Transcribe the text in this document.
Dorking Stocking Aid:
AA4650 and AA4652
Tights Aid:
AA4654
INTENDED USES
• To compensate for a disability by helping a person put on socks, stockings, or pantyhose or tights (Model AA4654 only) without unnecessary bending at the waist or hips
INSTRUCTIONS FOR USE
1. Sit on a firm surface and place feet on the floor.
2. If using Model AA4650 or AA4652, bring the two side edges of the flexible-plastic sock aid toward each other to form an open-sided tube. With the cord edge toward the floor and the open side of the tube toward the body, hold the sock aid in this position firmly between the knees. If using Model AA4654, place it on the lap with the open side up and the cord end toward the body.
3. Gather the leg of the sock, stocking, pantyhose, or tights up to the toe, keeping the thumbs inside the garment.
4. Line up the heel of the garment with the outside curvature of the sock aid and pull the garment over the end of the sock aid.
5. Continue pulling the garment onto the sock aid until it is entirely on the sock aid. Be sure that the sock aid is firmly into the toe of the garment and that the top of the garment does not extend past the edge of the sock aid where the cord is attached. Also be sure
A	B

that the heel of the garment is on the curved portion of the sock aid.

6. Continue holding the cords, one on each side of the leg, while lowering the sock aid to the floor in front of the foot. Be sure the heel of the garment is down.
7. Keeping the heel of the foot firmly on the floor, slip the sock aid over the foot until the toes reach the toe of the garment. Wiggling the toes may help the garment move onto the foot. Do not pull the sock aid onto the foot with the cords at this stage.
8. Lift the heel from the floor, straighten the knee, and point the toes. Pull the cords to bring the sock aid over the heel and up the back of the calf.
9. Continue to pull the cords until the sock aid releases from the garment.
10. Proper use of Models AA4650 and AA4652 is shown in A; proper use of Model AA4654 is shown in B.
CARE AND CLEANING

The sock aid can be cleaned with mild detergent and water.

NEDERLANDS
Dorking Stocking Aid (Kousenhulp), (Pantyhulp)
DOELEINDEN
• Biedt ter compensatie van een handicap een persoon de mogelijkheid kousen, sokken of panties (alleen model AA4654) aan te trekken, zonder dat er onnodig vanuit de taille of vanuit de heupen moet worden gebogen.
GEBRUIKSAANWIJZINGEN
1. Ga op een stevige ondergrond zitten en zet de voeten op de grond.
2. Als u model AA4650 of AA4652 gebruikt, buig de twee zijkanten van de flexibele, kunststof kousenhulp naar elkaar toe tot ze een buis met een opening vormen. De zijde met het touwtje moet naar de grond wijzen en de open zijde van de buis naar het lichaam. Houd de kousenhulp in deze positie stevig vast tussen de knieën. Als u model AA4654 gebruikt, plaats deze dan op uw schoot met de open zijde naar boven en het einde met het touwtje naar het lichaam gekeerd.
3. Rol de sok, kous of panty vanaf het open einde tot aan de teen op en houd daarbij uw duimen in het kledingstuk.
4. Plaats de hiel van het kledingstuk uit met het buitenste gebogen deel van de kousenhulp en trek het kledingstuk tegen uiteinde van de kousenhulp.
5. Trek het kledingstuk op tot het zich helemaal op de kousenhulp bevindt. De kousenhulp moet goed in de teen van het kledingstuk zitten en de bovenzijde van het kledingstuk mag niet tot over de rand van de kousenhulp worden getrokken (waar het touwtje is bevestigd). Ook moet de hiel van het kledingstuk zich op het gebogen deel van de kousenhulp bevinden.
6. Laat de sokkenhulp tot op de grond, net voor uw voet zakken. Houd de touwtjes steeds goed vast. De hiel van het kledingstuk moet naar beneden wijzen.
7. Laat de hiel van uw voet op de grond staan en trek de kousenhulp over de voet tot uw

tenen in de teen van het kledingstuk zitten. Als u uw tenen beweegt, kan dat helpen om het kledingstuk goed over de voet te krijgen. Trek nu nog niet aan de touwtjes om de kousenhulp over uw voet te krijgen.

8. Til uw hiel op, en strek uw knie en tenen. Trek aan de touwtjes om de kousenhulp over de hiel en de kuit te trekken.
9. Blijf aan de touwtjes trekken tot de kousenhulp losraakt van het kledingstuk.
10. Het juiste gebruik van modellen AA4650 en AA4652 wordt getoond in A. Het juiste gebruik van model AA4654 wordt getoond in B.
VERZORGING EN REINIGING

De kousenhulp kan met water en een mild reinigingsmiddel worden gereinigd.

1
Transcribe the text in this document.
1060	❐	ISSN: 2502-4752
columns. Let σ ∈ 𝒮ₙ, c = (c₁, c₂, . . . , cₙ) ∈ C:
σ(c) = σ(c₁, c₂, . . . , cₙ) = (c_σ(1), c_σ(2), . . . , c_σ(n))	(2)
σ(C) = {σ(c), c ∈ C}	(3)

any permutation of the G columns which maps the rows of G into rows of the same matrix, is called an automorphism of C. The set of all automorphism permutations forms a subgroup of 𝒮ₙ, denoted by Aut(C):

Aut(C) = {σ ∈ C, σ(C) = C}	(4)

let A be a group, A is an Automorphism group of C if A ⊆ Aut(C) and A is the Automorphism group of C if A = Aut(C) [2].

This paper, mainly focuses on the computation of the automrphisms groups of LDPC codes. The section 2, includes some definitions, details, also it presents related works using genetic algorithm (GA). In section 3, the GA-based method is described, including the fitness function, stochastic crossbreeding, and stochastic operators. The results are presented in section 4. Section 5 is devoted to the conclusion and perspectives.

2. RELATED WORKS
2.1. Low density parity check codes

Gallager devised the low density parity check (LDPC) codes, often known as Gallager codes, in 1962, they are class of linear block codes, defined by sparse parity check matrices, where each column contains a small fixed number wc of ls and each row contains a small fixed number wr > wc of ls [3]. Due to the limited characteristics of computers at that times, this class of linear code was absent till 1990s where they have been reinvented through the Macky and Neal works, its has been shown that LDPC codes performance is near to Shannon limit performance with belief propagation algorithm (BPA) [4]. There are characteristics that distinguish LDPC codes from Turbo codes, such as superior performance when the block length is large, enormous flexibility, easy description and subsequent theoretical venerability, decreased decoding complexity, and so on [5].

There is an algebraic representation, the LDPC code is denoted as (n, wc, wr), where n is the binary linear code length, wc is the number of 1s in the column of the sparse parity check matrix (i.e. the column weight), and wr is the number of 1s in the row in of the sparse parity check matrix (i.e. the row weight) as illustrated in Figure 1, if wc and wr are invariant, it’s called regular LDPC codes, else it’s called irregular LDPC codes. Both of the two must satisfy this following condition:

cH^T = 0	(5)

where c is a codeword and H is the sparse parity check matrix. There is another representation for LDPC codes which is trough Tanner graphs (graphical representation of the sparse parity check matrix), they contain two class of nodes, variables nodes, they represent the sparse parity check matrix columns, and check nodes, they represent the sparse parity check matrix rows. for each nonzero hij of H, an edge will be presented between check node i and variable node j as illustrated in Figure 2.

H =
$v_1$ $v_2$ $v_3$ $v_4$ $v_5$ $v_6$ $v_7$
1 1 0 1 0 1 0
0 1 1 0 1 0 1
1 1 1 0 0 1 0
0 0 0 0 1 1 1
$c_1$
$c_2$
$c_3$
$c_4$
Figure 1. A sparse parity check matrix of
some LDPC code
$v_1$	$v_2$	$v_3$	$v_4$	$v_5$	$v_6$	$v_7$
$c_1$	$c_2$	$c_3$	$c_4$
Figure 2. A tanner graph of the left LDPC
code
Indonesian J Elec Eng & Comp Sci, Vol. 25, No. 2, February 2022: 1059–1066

-----

Your task is to collect every line above that contains the word "Continue".

Finished exercise:
5. Continue pulling the garment onto the sock aid until it is entirely on the sock aid. Be sure that the sock aid is firmly into the toe of the garment and that the top of the garment does not extend past the edge of the sock aid where the cord is attached. Also be sure
6. Continue holding the cords, one on each side of the leg, while lowering the sock aid to the floor in front of the foot. Be sure the heel of the garment is down.
9. Continue to pull the cords until the sock aid releases from the garment.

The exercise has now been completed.